**PROBLEM TO SOLVE:** Without the pictures, print each of the records below exactly as it appears.

— Begin —

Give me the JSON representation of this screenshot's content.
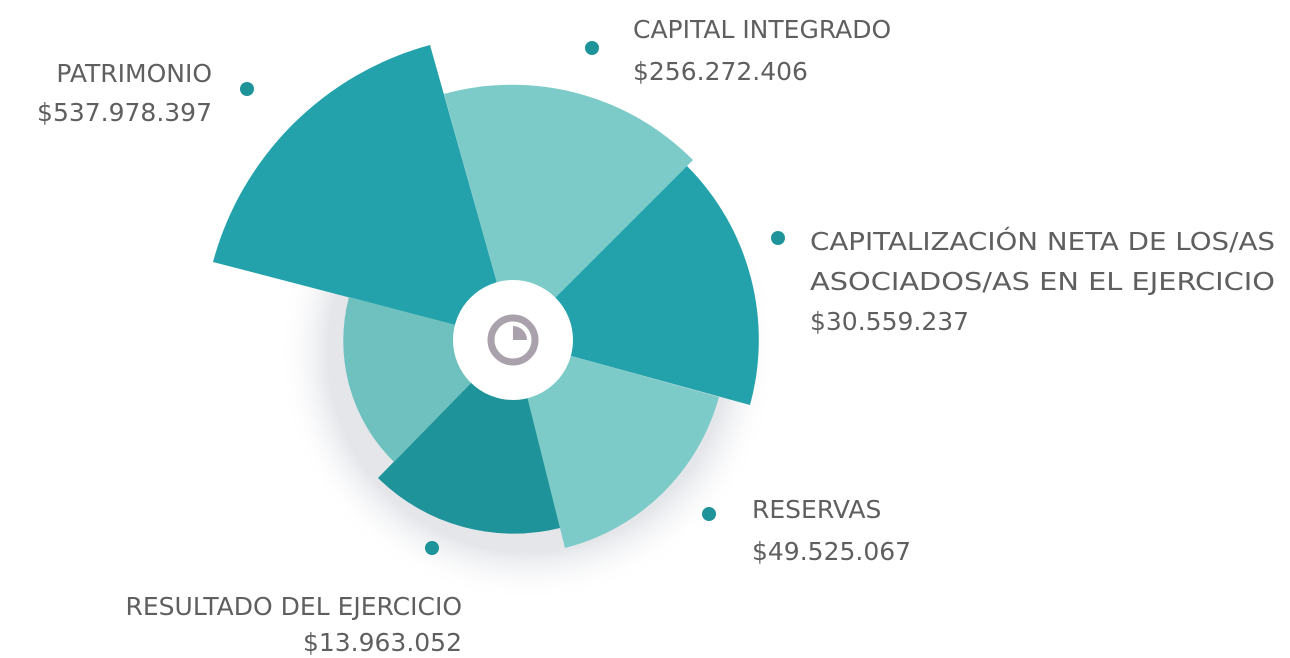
{
  "items": [
    {
      "label": "PATRIMONIO",
      "value": "$537.978.397"
    },
    {
      "label": "CAPITAL INTEGRADO",
      "value": "$256.272.406"
    },
    {
      "label_lines": [
        "CAPITALIZACIÓN NETA DE LOS/AS",
        "ASOCIADOS/AS EN EL EJERCICIO"
      ],
      "value": "$30.559.237"
    },
    {
      "label": "RESERVAS",
      "value": "$49.525.067"
    },
    {
      "label": "RESULTADO DEL EJERCICIO",
      "value": "$13.963.052"
    }
  ]
}
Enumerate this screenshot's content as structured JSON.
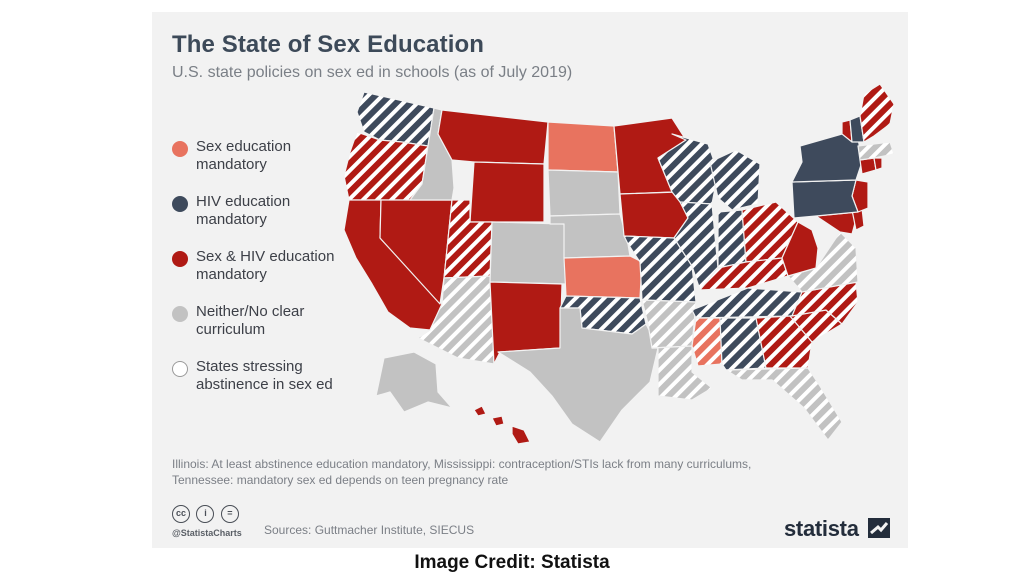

— End —

**TASK ANSWER:**
Give me the JSON representation of this screenshot's content.
{
  "items": [
    {
      "label": "PATRIMONIO",
      "value": "$537.978.397"
    },
    {
      "label": "CAPITAL INTEGRADO",
      "value": "$256.272.406"
    },
    {
      "label_lines": [
        "CAPITALIZACIÓN NETA DE LOS/AS",
        "ASOCIADOS/AS EN EL EJERCICIO"
      ],
      "value": "$30.559.237"
    },
    {
      "label": "RESERVAS",
      "value": "$49.525.067"
    },
    {
      "label": "RESULTADO DEL EJERCICIO",
      "value": "$13.963.052"
    }
  ]
}
Enumerate this screenshot's content as structured JSON.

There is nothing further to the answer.